With the pictures omitted, write out the entries that follow exactly as they stand.

--------

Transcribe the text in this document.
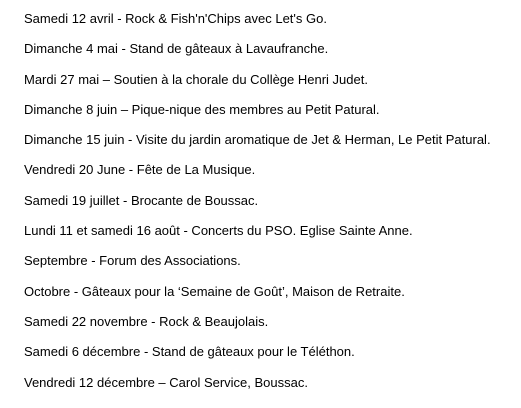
Samedi 12 avril - Rock & Fish'n'Chips avec Let's Go.
Dimanche 4 mai - Stand de gâteaux à Lavaufranche.
Mardi 27 mai – Soutien à la chorale du Collège Henri Judet.
Dimanche 8 juin – Pique-nique des membres au Petit Patural.
Dimanche 15 juin - Visite du jardin aromatique de Jet & Herman, Le Petit Patural.
Vendredi 20 June - Fête de La Musique.
Samedi 19 juillet - Brocante de Boussac.
Lundi 11 et samedi 16 août - Concerts du PSO. Eglise Sainte Anne.
Septembre - Forum des Associations.
Octobre - Gâteaux pour la ‘Semaine de Goût’, Maison de Retraite.
Samedi 22 novembre - Rock & Beaujolais.
Samedi 6 décembre - Stand de gâteaux pour le Téléthon.
Vendredi 12 décembre – Carol Service, Boussac.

--------

= Exercise output =
Transcribe the text in this document.
Samedi 12 avril - Rock & Fish'n'Chips avec Let's Go.
Dimanche 4 mai - Stand de gâteaux à Lavaufranche.
Mardi 27 mai – Soutien à la chorale du Collège Henri Judet.
Dimanche 8 juin – Pique-nique des membres au Petit Patural.
Dimanche 15 juin - Visite du jardin aromatique de Jet & Herman, Le Petit Patural.
Vendredi 20 June - Fête de La Musique.
Samedi 19 juillet - Brocante de Boussac.
Lundi 11 et samedi 16 août - Concerts du PSO. Eglise Sainte Anne.
Septembre - Forum des Associations.
Octobre - Gâteaux pour la ‘Semaine de Goût’, Maison de Retraite.
Samedi 22 novembre - Rock & Beaujolais.
Samedi 6 décembre - Stand de gâteaux pour le Téléthon.
Vendredi 12 décembre – Carol Service, Boussac.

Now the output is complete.